__Stored records__:
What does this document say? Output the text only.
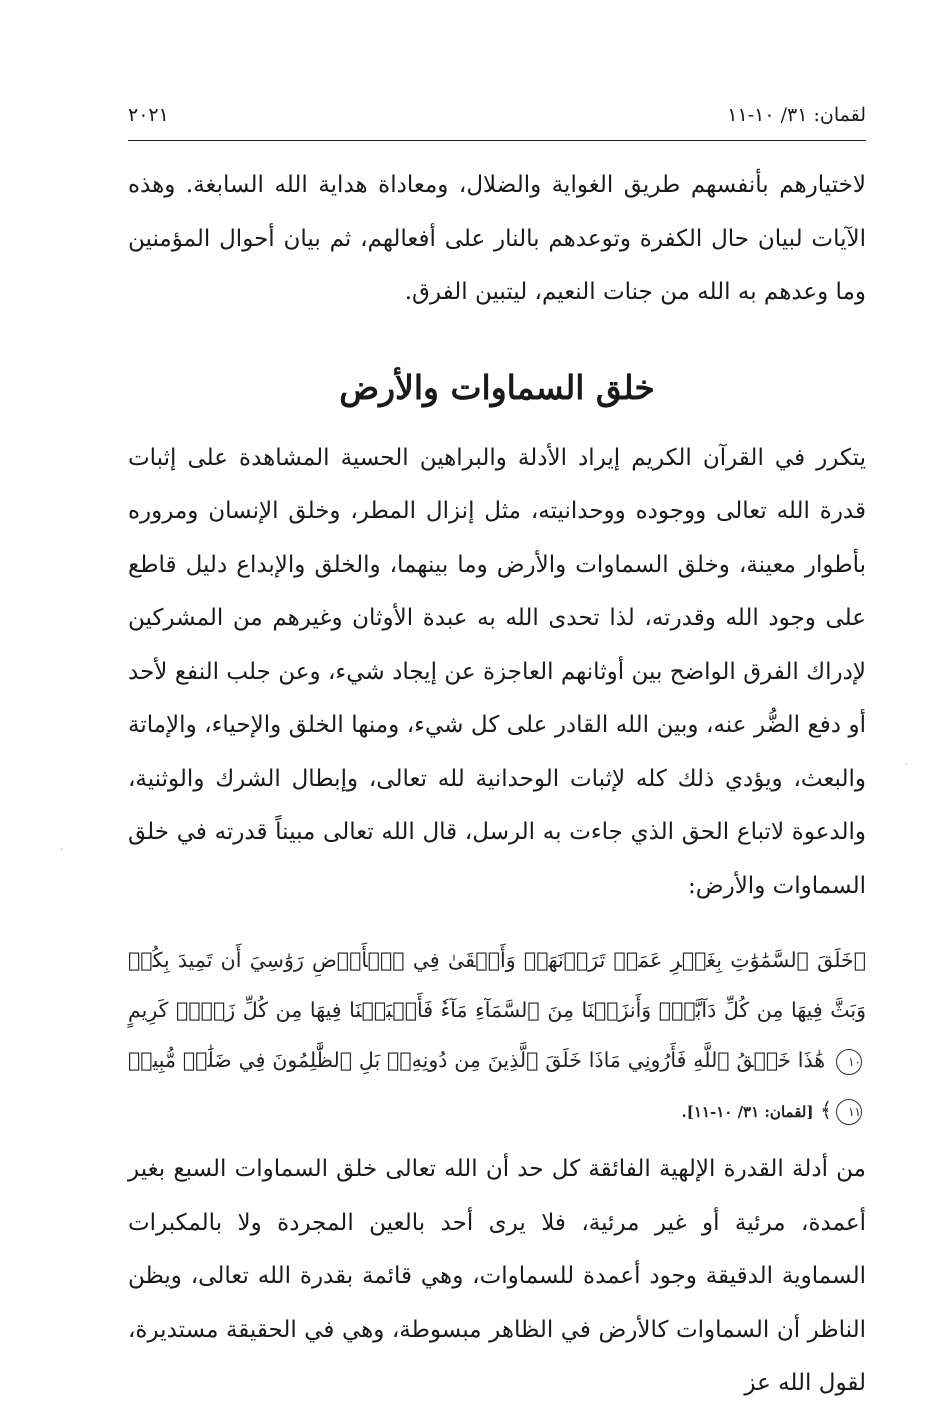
لقمان: ٣١/ ١٠-١١
٢٠٢١

لاختيارهم بأنفسهم طريق الغواية والضلال، ومعاداة هداية الله السابغة. وهذه الآيات لبيان حال الكفرة وتوعدهم بالنار على أفعالهم، ثم بيان أحوال المؤمنين وما وعدهم به الله من جنات النعيم، ليتبين الفرق.

خلق السماوات والأرض

يتكرر في القرآن الكريم إيراد الأدلة والبراهين الحسية المشاهدة على إثبات قدرة الله تعالى ووجوده ووحدانيته، مثل إنزال المطر، وخلق الإنسان ومروره بأطوار معينة، وخلق السماوات والأرض وما بينهما، والخلق والإبداع دليل قاطع على وجود الله وقدرته، لذا تحدى الله به عبدة الأوثان وغيرهم من المشركين لإدراك الفرق الواضح بين أوثانهم العاجزة عن إيجاد شيء، وعن جلب النفع لأحد أو دفع الضُّر عنه، وبين الله القادر على كل شيء، ومنها الخلق والإحياء، والإماتة والبعث، ويؤدي ذلك كله لإثبات الوحدانية لله تعالى، وإبطال الشرك والوثنية، والدعوة لاتباع الحق الذي جاءت به الرسل، قال الله تعالى مبيناً قدرته في خلق السماوات والأرض:

﴿خَلَقَ ٱلسَّمَٰوَٰتِ بِغَيۡرِ عَمَدٖ تَرَوۡنَهَاۖ وَأَلۡقَىٰ فِي ٱلۡأَرۡضِ رَوَٰسِيَ أَن تَمِيدَ بِكُمۡ وَبَثَّ فِيهَا مِن كُلِّ دَآبَّةٖۚ وَأَنزَلۡنَا مِنَ ٱلسَّمَآءِ مَآءٗ فَأَنۢبَتۡنَا فِيهَا مِن كُلِّ زَوۡجٖ كَرِيمٍ ١٠ هَٰذَا خَلۡقُ ٱللَّهِ فَأَرُونِي مَاذَا خَلَقَ ٱلَّذِينَ مِن دُونِهِۦۚ بَلِ ٱلظَّٰلِمُونَ فِي ضَلَٰلٖ مُّبِينٖ ١١﴾ [لقمان: ٣١/ ١٠-١١].

من أدلة القدرة الإلهية الفائقة كل حد أن الله تعالى خلق السماوات السبع بغير أعمدة، مرئية أو غير مرئية، فلا يرى أحد بالعين المجردة ولا بالمكبرات السماوية الدقيقة وجود أعمدة للسماوات، وهي قائمة بقدرة الله تعالى، ويظن الناظر أن السماوات كالأرض في الظاهر مبسوطة، وهي في الحقيقة مستديرة، لقول الله عز

·
·
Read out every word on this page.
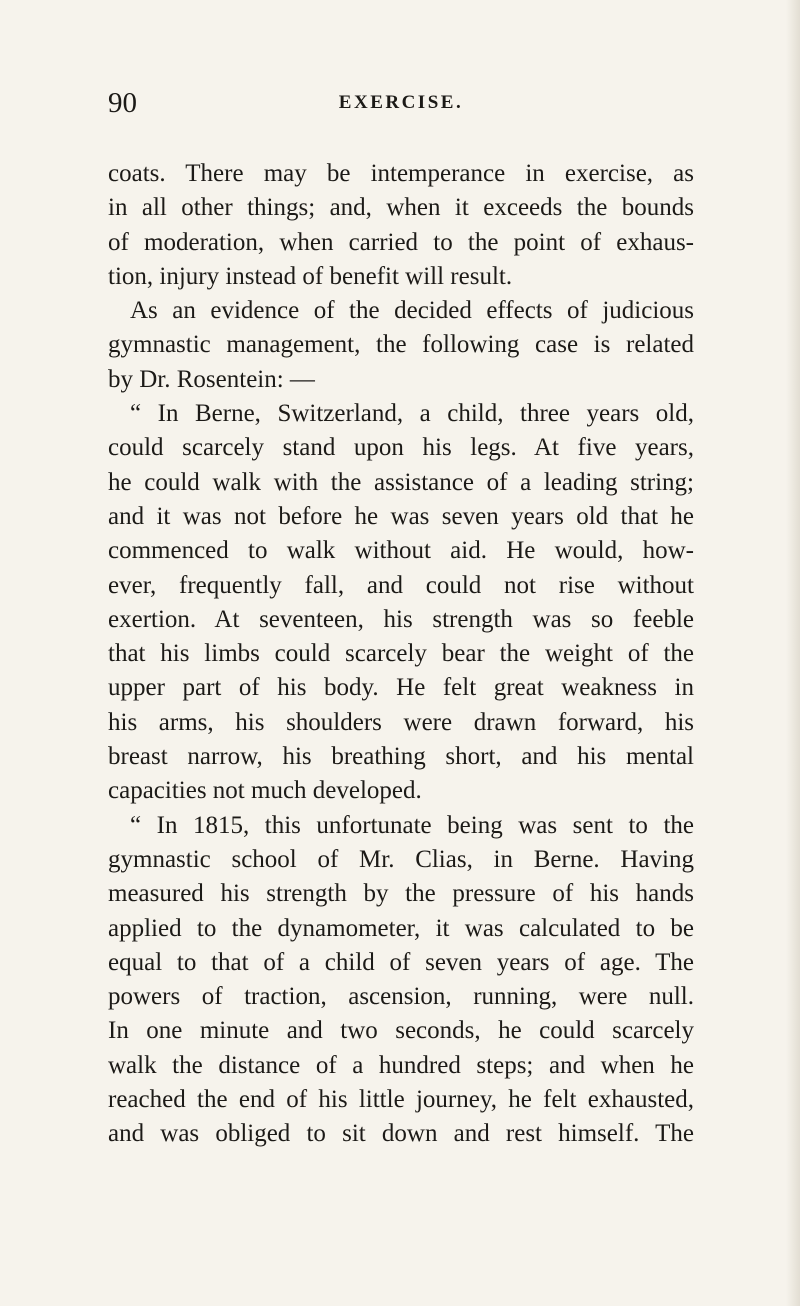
90	EXERCISE.
coats. There may be intemperance in exercise, as
in all other things; and, when it exceeds the bounds
of moderation, when carried to the point of exhaus-
tion, injury instead of benefit will result.
As an evidence of the decided effects of judicious
gymnastic management, the following case is related
by Dr. Rosentein: —
“ In Berne, Switzerland, a child, three years old,
could scarcely stand upon his legs. At five years,
he could walk with the assistance of a leading string;
and it was not before he was seven years old that he
commenced to walk without aid. He would, how-
ever, frequently fall, and could not rise without
exertion. At seventeen, his strength was so feeble
that his limbs could scarcely bear the weight of the
upper part of his body. He felt great weakness in
his arms, his shoulders were drawn forward, his
breast narrow, his breathing short, and his mental
capacities not much developed.
“ In 1815, this unfortunate being was sent to the
gymnastic school of Mr. Clias, in Berne. Having
measured his strength by the pressure of his hands
applied to the dynamometer, it was calculated to be
equal to that of a child of seven years of age. The
powers of traction, ascension, running, were null.
In one minute and two seconds, he could scarcely
walk the distance of a hundred steps; and when he
reached the end of his little journey, he felt exhausted,
and was obliged to sit down and rest himself. The
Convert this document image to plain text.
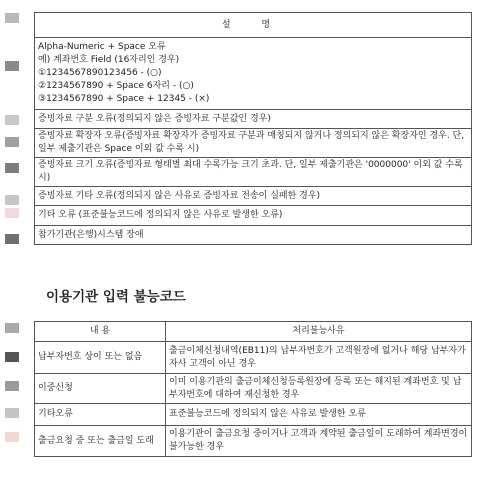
설 명
Alpha-Numeric + Space 오류
예) 계좌번호 Field (16자리인 경우)
①1234567890123456 - (○)
②1234567890 + Space 6자리 - (○)
③1234567890 + Space + 12345 - (×)
증빙자료 구분 오류(정의되지 않은 증빙자료 구분값인 경우)
증빙자료 확장자 오류(증빙자료 확장자가 증빙자료 구분과 매칭되지 않거나 정의되지 않은 확장자인 경우. 단, 일부 제출기관은 Space 이외 값 수록 시)
증빙자료 크기 오류(증빙자료 형태별 최대 수록가능 크기 초과. 단, 일부 제출기관은 '0000000' 이외 값 수록 시)
증빙자료 기타 오류(정의되지 않은 사유로 증빙자료 전송이 실패한 경우)
기타 오류 (표준불능코드에 정의되지 않은 사유로 발생한 오류)
참가기관(은행)시스템 장애
이용기관 입력 불능코드
내 용	처리불능사유
납부자번호 상이 또는 없음	출금이체신청내역(EB11)의 납부자번호가 고객원장에 없거나 해당 납부자가 자사 고객이 아닌 경우
이중신청	이미 이용기관의 출금이체신청등록원장에 등록 또는 해지된 계좌번호 및 납부자번호에 대하여 재신청한 경우
기타오류	표준불능코드에 정의되지 않은 사유로 발생한 오류
출금요청 중 또는 출금일 도래	이용기관이 출금요청 중이거나 고객과 계약된 출금일이 도래하여 계좌변경이 불가능한 경우
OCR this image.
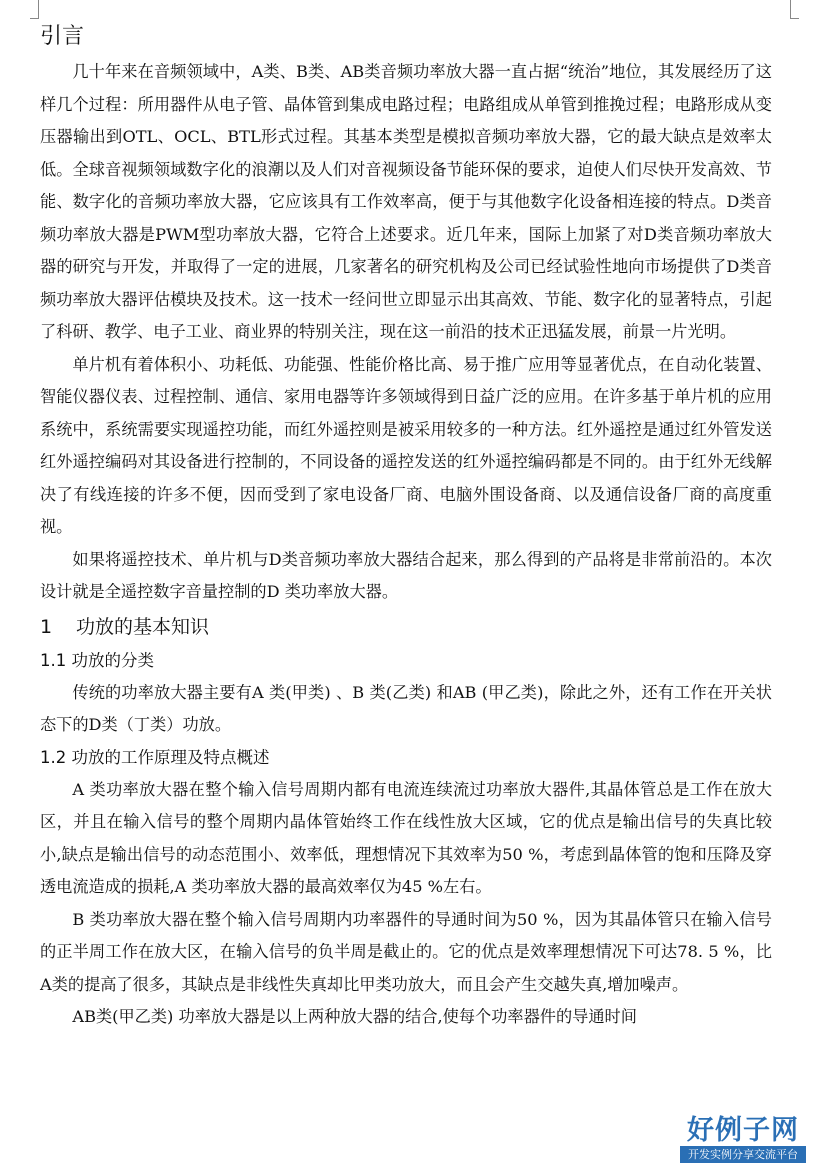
引言

几十年来在音频领域中，A类、B类、AB类音频功率放大器一直占据“统治”地位，其发展经历了这样几个过程：所用器件从电子管、晶体管到集成电路过程；电路组成从单管到推挽过程；电路形成从变压器输出到OTL、OCL、BTL形式过程。其基本类型是模拟音频功率放大器，它的最大缺点是效率太低。全球音视频领域数字化的浪潮以及人们对音视频设备节能环保的要求，迫使人们尽快开发高效、节能、数字化的音频功率放大器，它应该具有工作效率高，便于与其他数字化设备相连接的特点。D类音频功率放大器是PWM型功率放大器，它符合上述要求。近几年来，国际上加紧了对D类音频功率放大器的研究与开发，并取得了一定的进展，几家著名的研究机构及公司已经试验性地向市场提供了D类音频功率放大器评估模块及技术。这一技术一经问世立即显示出其高效、节能、数字化的显著特点，引起了科研、教学、电子工业、商业界的特别关注，现在这一前沿的技术正迅猛发展，前景一片光明。

单片机有着体积小、功耗低、功能强、性能价格比高、易于推广应用等显著优点，在自动化装置、智能仪器仪表、过程控制、通信、家用电器等许多领域得到日益广泛的应用。在许多基于单片机的应用系统中，系统需要实现遥控功能，而红外遥控则是被采用较多的一种方法。红外遥控是通过红外管发送红外遥控编码对其设备进行控制的，不同设备的遥控发送的红外遥控编码都是不同的。由于红外无线解决了有线连接的许多不便，因而受到了家电设备厂商、电脑外围设备商、以及通信设备厂商的高度重视。

如果将遥控技术、单片机与D类音频功率放大器结合起来，那么得到的产品将是非常前沿的。本次设计就是全遥控数字音量控制的D 类功率放大器。

1 功放的基本知识
1.1 功放的分类

传统的功率放大器主要有A 类(甲类) 、B 类(乙类) 和AB (甲乙类)，除此之外，还有工作在开关状态下的D类（丁类）功放。

1.2 功放的工作原理及特点概述

A 类功率放大器在整个输入信号周期内都有电流连续流过功率放大器件,其晶体管总是工作在放大区，并且在输入信号的整个周期内晶体管始终工作在线性放大区域，它的优点是输出信号的失真比较小,缺点是输出信号的动态范围小、效率低，理想情况下其效率为50 %，考虑到晶体管的饱和压降及穿透电流造成的损耗,A 类功率放大器的最高效率仅为45 %左右。

B 类功率放大器在整个输入信号周期内功率器件的导通时间为50 %，因为其晶体管只在输入信号的正半周工作在放大区，在输入信号的负半周是截止的。它的优点是效率理想情况下可达78. 5 %，比A类的提高了很多，其缺点是非线性失真却比甲类功放大，而且会产生交越失真,增加噪声。

AB类(甲乙类) 功率放大器是以上两种放大器的结合,使每个功率器件的导通时间

好例子网
开发实例分享交流平台
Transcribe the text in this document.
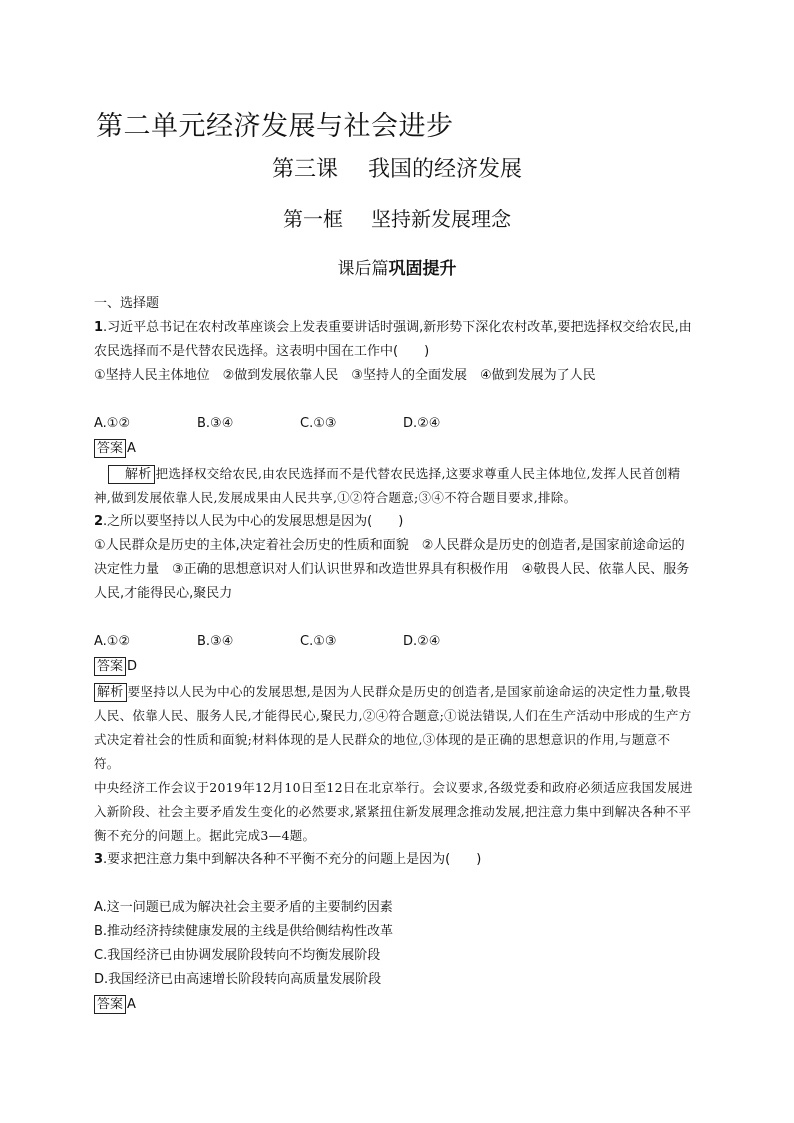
第二单元经济发展与社会进步
第三课 我国的经济发展
第一框 坚持新发展理念
课后篇巩固提升

一、选择题

1.习近平总书记在农村改革座谈会上发表重要讲话时强调,新形势下深化农村改革,要把选择权交给农民,由农民选择而不是代替农民选择。这表明中国在工作中(　　)

①坚持人民主体地位　②做到发展依靠人民　③坚持人的全面发展　④做到发展为了人民

A.①②	B.③④	C.①③	D.②④

答案 A

解析 把选择权交给农民,由农民选择而不是代替农民选择,这要求尊重人民主体地位,发挥人民首创精神,做到发展依靠人民,发展成果由人民共享,①②符合题意;③④不符合题目要求,排除。

2.之所以要坚持以人民为中心的发展思想是因为(　　)

①人民群众是历史的主体,决定着社会历史的性质和面貌　②人民群众是历史的创造者,是国家前途命运的决定性力量　③正确的思想意识对人们认识世界和改造世界具有积极作用　④敬畏人民、依靠人民、服务人民,才能得民心,聚民力

A.①②	B.③④	C.①③	D.②④

答案 D

解析 要坚持以人民为中心的发展思想,是因为人民群众是历史的创造者,是国家前途命运的决定性力量,敬畏人民、依靠人民、服务人民,才能得民心,聚民力,②④符合题意;①说法错误,人们在生产活动中形成的生产方式决定着社会的性质和面貌;材料体现的是人民群众的地位,③体现的是正确的思想意识的作用,与题意不符。

中央经济工作会议于2019年12月10日至12日在北京举行。会议要求,各级党委和政府必须适应我国发展进入新阶段、社会主要矛盾发生变化的必然要求,紧紧扭住新发展理念推动发展,把注意力集中到解决各种不平衡不充分的问题上。据此完成3—4题。

3.要求把注意力集中到解决各种不平衡不充分的问题上是因为(　　)

A.这一问题已成为解决社会主要矛盾的主要制约因素

B.推动经济持续健康发展的主线是供给侧结构性改革

C.我国经济已由协调发展阶段转向不均衡发展阶段

D.我国经济已由高速增长阶段转向高质量发展阶段

答案 A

__WRITTEN PROBLEM__: Copy every line of the records above that contains "Berne".

__ANSWER FOR THE TASK__:
“ In Berne, Switzerland, a child, three years old,
gymnastic school of Mr. Clias, in Berne. Having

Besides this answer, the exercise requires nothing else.